* START MATERIAL FOR THIS TASK *
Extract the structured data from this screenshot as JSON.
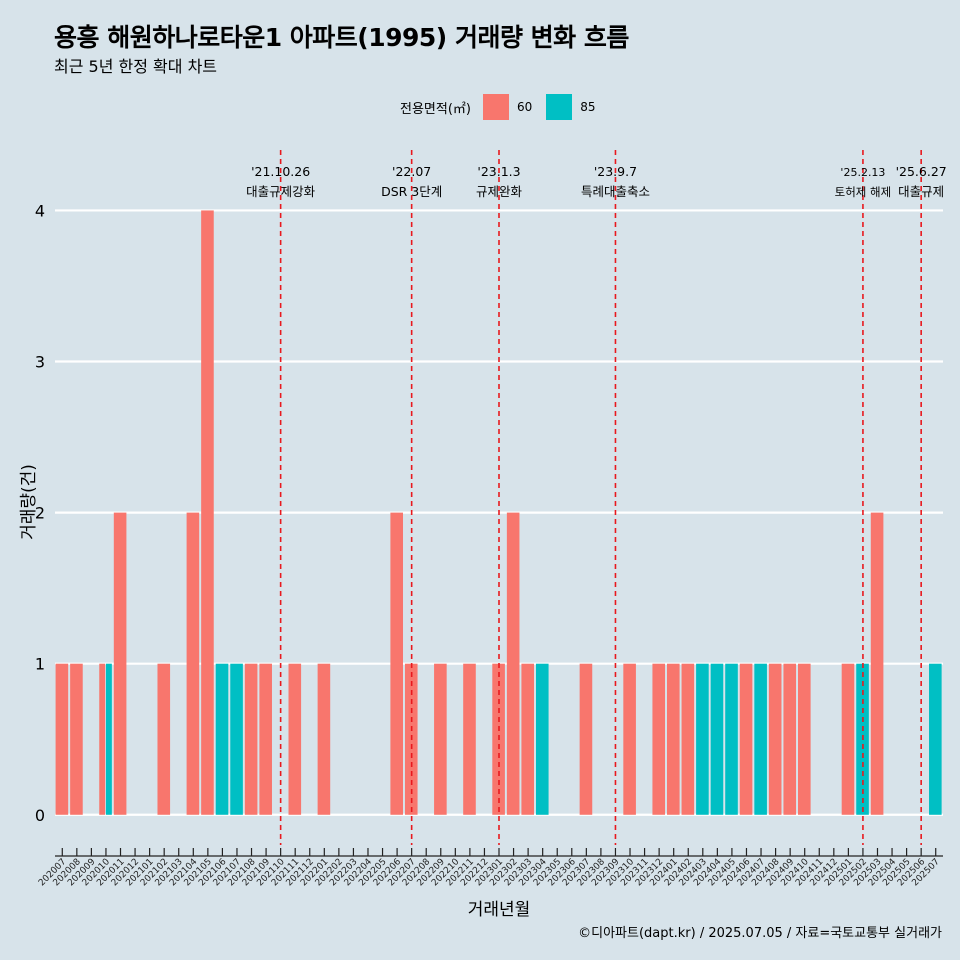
{
  "title": "용흥 해원하나로타운1 아파트(1995) 거래량 변화 흐름",
  "subtitle": "최근 5년 한정 확대 차트",
  "caption": "©디아파트(dapt.kr) / 2025.07.05 / 자료=국토교통부 실거래가",
  "legend": {
    "title": "전용면적(㎡)",
    "items": [
      {
        "label": "60",
        "color": "#f8766d"
      },
      {
        "label": "85",
        "color": "#00bfc4"
      }
    ]
  },
  "chart_data": {
    "type": "bar",
    "xlabel": "거래년월",
    "ylabel": "거래량(건)",
    "ylim": [
      -0.2,
      4.4
    ],
    "yticks": [
      0,
      1,
      2,
      3,
      4
    ],
    "grid": true,
    "legend_position": "top",
    "categories": [
      "202007",
      "202008",
      "202009",
      "202010",
      "202011",
      "202012",
      "202101",
      "202102",
      "202103",
      "202104",
      "202105",
      "202106",
      "202107",
      "202108",
      "202109",
      "202110",
      "202111",
      "202112",
      "202201",
      "202202",
      "202203",
      "202204",
      "202205",
      "202206",
      "202207",
      "202208",
      "202209",
      "202210",
      "202211",
      "202212",
      "202301",
      "202302",
      "202303",
      "202304",
      "202305",
      "202306",
      "202307",
      "202308",
      "202309",
      "202310",
      "202311",
      "202312",
      "202401",
      "202402",
      "202403",
      "202404",
      "202405",
      "202406",
      "202407",
      "202408",
      "202409",
      "202410",
      "202411",
      "202412",
      "202501",
      "202502",
      "202503",
      "202504",
      "202505",
      "202506",
      "202507"
    ],
    "series": [
      {
        "name": "60",
        "color": "#f8766d",
        "values": [
          1,
          1,
          0,
          1,
          2,
          0,
          0,
          1,
          0,
          2,
          4,
          0,
          0,
          1,
          1,
          0,
          1,
          0,
          1,
          0,
          0,
          0,
          0,
          2,
          1,
          0,
          1,
          0,
          1,
          0,
          1,
          2,
          1,
          0,
          0,
          0,
          1,
          0,
          0,
          1,
          0,
          1,
          1,
          1,
          0,
          0,
          0,
          1,
          0,
          1,
          1,
          1,
          0,
          0,
          1,
          0,
          2,
          0,
          0,
          0,
          0
        ]
      },
      {
        "name": "85",
        "color": "#00bfc4",
        "values": [
          0,
          0,
          0,
          1,
          0,
          0,
          0,
          0,
          0,
          0,
          0,
          1,
          1,
          0,
          0,
          0,
          0,
          0,
          0,
          0,
          0,
          0,
          0,
          0,
          0,
          0,
          0,
          0,
          0,
          0,
          0,
          0,
          0,
          1,
          0,
          0,
          0,
          0,
          0,
          0,
          0,
          0,
          0,
          0,
          1,
          1,
          1,
          0,
          1,
          0,
          0,
          0,
          0,
          0,
          0,
          1,
          0,
          0,
          0,
          0,
          1
        ]
      }
    ],
    "events": [
      {
        "x": "202110",
        "date": "'21.10.26",
        "label": "대출규제강화"
      },
      {
        "x": "202207",
        "date": "'22.07",
        "label": "DSR 3단계"
      },
      {
        "x": "202301",
        "date": "'23.1.3",
        "label": "규제완화"
      },
      {
        "x": "202309",
        "date": "'23.9.7",
        "label": "특례대출축소"
      },
      {
        "x": "202502",
        "date": "'25.2.13",
        "label": "토허제 해제"
      },
      {
        "x": "202506",
        "date": "'25.6.27",
        "label": "대출규제"
      }
    ]
  }
}
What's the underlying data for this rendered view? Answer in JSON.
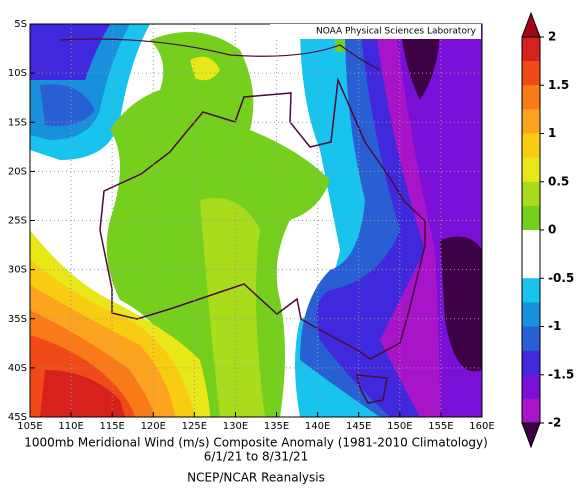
{
  "map": {
    "title": "1000mb Meridional Wind (m/s) Composite Anomaly (1981-2010 Climatology)",
    "dates": "6/1/21   to 8/31/21",
    "source": "NCEP/NCAR Reanalysis",
    "credit": "NOAA Physical Sciences Laboratory",
    "lat_labels": [
      "5S",
      "10S",
      "15S",
      "20S",
      "25S",
      "30S",
      "35S",
      "40S",
      "45S"
    ],
    "lon_labels": [
      "105E",
      "110E",
      "115E",
      "120E",
      "125E",
      "130E",
      "135E",
      "140E",
      "145E",
      "150E",
      "155E",
      "160E"
    ],
    "colorbar": {
      "ticks": [
        2,
        1.5,
        1,
        0.5,
        0,
        -0.5,
        -1,
        -1.5,
        -2
      ],
      "range": [
        -2,
        2
      ],
      "colors": [
        "#d8201c",
        "#f04a18",
        "#f87a18",
        "#fca420",
        "#f8cc10",
        "#e8e818",
        "#a8dc1c",
        "#74d01c",
        "#ffffff",
        "#ffffff",
        "#18c4ee",
        "#1890dc",
        "#2860d4",
        "#4028dc",
        "#7a10d8",
        "#a814c8"
      ],
      "over_color": "#a00818",
      "under_color": "#3c0044"
    }
  }
}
* END MATERIAL FOR THIS TASK *
» **TASK BRIEF**:
Extract the full listing above verbatim; pictures are to be left out of the copy.

» **SOLUTION FOR THIS PROBLEM**:
Extract the structured data from this screenshot as JSON.
{
  "title": "용흥 해원하나로타운1 아파트(1995) 거래량 변화 흐름",
  "subtitle": "최근 5년 한정 확대 차트",
  "caption": "©디아파트(dapt.kr) / 2025.07.05 / 자료=국토교통부 실거래가",
  "legend": {
    "title": "전용면적(㎡)",
    "items": [
      {
        "label": "60",
        "color": "#f8766d"
      },
      {
        "label": "85",
        "color": "#00bfc4"
      }
    ]
  },
  "chart_data": {
    "type": "bar",
    "xlabel": "거래년월",
    "ylabel": "거래량(건)",
    "ylim": [
      -0.2,
      4.4
    ],
    "yticks": [
      0,
      1,
      2,
      3,
      4
    ],
    "grid": true,
    "legend_position": "top",
    "categories": [
      "202007",
      "202008",
      "202009",
      "202010",
      "202011",
      "202012",
      "202101",
      "202102",
      "202103",
      "202104",
      "202105",
      "202106",
      "202107",
      "202108",
      "202109",
      "202110",
      "202111",
      "202112",
      "202201",
      "202202",
      "202203",
      "202204",
      "202205",
      "202206",
      "202207",
      "202208",
      "202209",
      "202210",
      "202211",
      "202212",
      "202301",
      "202302",
      "202303",
      "202304",
      "202305",
      "202306",
      "202307",
      "202308",
      "202309",
      "202310",
      "202311",
      "202312",
      "202401",
      "202402",
      "202403",
      "202404",
      "202405",
      "202406",
      "202407",
      "202408",
      "202409",
      "202410",
      "202411",
      "202412",
      "202501",
      "202502",
      "202503",
      "202504",
      "202505",
      "202506",
      "202507"
    ],
    "series": [
      {
        "name": "60",
        "color": "#f8766d",
        "values": [
          1,
          1,
          0,
          1,
          2,
          0,
          0,
          1,
          0,
          2,
          4,
          0,
          0,
          1,
          1,
          0,
          1,
          0,
          1,
          0,
          0,
          0,
          0,
          2,
          1,
          0,
          1,
          0,
          1,
          0,
          1,
          2,
          1,
          0,
          0,
          0,
          1,
          0,
          0,
          1,
          0,
          1,
          1,
          1,
          0,
          0,
          0,
          1,
          0,
          1,
          1,
          1,
          0,
          0,
          1,
          0,
          2,
          0,
          0,
          0,
          0
        ]
      },
      {
        "name": "85",
        "color": "#00bfc4",
        "values": [
          0,
          0,
          0,
          1,
          0,
          0,
          0,
          0,
          0,
          0,
          0,
          1,
          1,
          0,
          0,
          0,
          0,
          0,
          0,
          0,
          0,
          0,
          0,
          0,
          0,
          0,
          0,
          0,
          0,
          0,
          0,
          0,
          0,
          1,
          0,
          0,
          0,
          0,
          0,
          0,
          0,
          0,
          0,
          0,
          1,
          1,
          1,
          0,
          1,
          0,
          0,
          0,
          0,
          0,
          0,
          1,
          0,
          0,
          0,
          0,
          1
        ]
      }
    ],
    "events": [
      {
        "x": "202110",
        "date": "'21.10.26",
        "label": "대출규제강화"
      },
      {
        "x": "202207",
        "date": "'22.07",
        "label": "DSR 3단계"
      },
      {
        "x": "202301",
        "date": "'23.1.3",
        "label": "규제완화"
      },
      {
        "x": "202309",
        "date": "'23.9.7",
        "label": "특례대출축소"
      },
      {
        "x": "202502",
        "date": "'25.2.13",
        "label": "토허제 해제"
      },
      {
        "x": "202506",
        "date": "'25.6.27",
        "label": "대출규제"
      }
    ]
  }
}
What's the underlying data for this rendered view? Answer in JSON.
{
  "map": {
    "title": "1000mb Meridional Wind (m/s) Composite Anomaly (1981-2010 Climatology)",
    "dates": "6/1/21   to 8/31/21",
    "source": "NCEP/NCAR Reanalysis",
    "credit": "NOAA Physical Sciences Laboratory",
    "lat_labels": [
      "5S",
      "10S",
      "15S",
      "20S",
      "25S",
      "30S",
      "35S",
      "40S",
      "45S"
    ],
    "lon_labels": [
      "105E",
      "110E",
      "115E",
      "120E",
      "125E",
      "130E",
      "135E",
      "140E",
      "145E",
      "150E",
      "155E",
      "160E"
    ],
    "colorbar": {
      "ticks": [
        2,
        1.5,
        1,
        0.5,
        0,
        -0.5,
        -1,
        -1.5,
        -2
      ],
      "range": [
        -2,
        2
      ],
      "colors": [
        "#d8201c",
        "#f04a18",
        "#f87a18",
        "#fca420",
        "#f8cc10",
        "#e8e818",
        "#a8dc1c",
        "#74d01c",
        "#ffffff",
        "#ffffff",
        "#18c4ee",
        "#1890dc",
        "#2860d4",
        "#4028dc",
        "#7a10d8",
        "#a814c8"
      ],
      "over_color": "#a00818",
      "under_color": "#3c0044"
    }
  }
}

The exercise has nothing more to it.